• Challenge:
Bring together all lines of the material below that contain the string "Time".

• Data section:
------

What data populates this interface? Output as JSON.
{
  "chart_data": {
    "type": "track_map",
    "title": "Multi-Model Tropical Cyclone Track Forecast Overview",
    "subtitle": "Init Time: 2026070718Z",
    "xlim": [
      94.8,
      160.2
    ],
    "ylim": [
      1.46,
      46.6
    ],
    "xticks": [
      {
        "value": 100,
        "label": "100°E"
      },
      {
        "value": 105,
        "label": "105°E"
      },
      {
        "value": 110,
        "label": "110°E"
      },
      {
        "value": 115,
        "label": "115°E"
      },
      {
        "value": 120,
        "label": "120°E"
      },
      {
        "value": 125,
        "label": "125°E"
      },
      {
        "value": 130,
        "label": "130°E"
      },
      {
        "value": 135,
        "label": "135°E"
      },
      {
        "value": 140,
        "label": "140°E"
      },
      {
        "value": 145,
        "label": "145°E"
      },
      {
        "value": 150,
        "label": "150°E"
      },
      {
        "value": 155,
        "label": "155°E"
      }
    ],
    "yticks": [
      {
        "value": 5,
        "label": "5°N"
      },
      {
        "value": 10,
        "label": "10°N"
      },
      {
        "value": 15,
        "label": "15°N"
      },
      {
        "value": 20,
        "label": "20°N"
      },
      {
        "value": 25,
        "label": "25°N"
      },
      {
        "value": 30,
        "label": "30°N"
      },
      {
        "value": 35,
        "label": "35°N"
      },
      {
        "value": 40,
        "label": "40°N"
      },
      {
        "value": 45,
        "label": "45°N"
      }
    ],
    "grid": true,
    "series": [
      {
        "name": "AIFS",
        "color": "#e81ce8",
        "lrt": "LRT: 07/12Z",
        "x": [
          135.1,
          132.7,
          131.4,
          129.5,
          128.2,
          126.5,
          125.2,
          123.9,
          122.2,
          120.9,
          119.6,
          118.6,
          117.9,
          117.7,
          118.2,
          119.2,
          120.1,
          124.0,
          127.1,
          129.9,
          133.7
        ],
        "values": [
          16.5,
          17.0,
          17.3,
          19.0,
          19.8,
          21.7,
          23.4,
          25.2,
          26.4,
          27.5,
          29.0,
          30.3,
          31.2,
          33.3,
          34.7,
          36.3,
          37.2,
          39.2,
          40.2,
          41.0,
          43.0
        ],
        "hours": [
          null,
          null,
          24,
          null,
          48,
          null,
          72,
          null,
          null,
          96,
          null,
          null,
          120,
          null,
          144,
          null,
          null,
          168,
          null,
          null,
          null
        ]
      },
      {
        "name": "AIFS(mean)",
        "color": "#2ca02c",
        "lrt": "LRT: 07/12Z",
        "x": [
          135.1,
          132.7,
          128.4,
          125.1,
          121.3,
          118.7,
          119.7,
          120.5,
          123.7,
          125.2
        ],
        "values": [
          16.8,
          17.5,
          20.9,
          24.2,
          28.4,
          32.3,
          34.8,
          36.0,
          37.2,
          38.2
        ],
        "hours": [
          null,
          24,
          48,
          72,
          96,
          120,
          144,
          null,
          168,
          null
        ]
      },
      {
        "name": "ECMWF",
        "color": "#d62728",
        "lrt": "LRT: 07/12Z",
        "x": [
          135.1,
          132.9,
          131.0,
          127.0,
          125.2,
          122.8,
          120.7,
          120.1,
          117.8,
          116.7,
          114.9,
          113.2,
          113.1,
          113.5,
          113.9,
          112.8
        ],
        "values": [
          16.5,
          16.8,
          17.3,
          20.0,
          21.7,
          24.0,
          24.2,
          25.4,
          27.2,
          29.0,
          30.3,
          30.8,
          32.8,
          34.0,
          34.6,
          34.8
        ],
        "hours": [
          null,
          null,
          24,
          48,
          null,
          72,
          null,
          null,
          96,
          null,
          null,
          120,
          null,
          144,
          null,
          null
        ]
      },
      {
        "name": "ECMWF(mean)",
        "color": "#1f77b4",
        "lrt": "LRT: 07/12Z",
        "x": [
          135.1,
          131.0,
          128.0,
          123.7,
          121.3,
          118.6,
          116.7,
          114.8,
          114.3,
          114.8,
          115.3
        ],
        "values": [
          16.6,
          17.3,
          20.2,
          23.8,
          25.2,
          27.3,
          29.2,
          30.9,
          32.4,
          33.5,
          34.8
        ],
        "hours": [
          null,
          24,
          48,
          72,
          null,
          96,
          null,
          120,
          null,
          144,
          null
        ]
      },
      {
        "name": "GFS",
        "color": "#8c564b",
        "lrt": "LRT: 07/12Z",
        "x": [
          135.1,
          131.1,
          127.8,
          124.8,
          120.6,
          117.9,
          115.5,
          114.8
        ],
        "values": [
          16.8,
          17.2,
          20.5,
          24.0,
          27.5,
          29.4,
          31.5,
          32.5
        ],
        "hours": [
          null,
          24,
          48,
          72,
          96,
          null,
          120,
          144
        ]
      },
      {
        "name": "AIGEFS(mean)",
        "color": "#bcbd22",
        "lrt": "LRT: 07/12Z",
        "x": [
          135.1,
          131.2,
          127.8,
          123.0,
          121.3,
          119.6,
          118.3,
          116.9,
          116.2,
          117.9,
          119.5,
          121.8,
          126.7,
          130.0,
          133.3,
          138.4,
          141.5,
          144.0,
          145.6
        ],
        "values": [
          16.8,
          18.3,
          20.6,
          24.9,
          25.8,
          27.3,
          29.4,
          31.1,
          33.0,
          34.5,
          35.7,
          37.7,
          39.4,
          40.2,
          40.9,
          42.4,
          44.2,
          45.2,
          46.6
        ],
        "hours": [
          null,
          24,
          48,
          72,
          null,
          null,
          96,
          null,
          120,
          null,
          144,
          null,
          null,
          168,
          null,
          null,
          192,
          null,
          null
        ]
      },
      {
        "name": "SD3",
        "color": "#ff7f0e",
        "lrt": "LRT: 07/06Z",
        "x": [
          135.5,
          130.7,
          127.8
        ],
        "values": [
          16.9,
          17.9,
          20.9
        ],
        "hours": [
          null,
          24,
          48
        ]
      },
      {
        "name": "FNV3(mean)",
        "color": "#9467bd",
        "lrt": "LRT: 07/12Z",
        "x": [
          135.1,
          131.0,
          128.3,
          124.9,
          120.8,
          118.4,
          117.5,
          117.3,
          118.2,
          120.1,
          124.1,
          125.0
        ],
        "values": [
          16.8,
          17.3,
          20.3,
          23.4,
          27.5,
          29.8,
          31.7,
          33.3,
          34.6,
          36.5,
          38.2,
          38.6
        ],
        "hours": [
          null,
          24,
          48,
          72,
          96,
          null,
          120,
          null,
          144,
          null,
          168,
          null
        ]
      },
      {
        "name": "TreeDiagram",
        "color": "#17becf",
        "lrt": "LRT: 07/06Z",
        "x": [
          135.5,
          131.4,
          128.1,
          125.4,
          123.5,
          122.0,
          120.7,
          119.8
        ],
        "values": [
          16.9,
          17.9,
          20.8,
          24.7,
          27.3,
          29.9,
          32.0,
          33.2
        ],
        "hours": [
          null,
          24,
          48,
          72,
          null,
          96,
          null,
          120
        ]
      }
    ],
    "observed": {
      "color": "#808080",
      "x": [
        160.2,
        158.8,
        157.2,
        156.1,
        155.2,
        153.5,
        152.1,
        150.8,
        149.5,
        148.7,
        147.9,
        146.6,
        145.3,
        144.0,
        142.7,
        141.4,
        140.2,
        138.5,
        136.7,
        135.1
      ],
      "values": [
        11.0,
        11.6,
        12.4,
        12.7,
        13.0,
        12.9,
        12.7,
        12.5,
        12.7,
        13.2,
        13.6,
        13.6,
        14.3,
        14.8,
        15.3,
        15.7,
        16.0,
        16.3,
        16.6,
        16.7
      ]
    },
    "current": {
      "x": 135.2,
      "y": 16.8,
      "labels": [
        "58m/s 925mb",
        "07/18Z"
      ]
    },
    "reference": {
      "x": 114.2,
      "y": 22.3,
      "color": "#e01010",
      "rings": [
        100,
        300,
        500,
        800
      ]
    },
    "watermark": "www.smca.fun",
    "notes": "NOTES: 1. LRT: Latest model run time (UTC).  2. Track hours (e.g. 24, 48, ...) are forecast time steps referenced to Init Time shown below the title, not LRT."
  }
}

------

• Written reply:
    "subtitle": "Init Time: 2026070718Z",
    "notes": "NOTES: 1. LRT: Latest model run time (UTC).  2. Track hours (e.g. 24, 48, ...) are forecast time steps referenced to Init Time shown below the title, not LRT."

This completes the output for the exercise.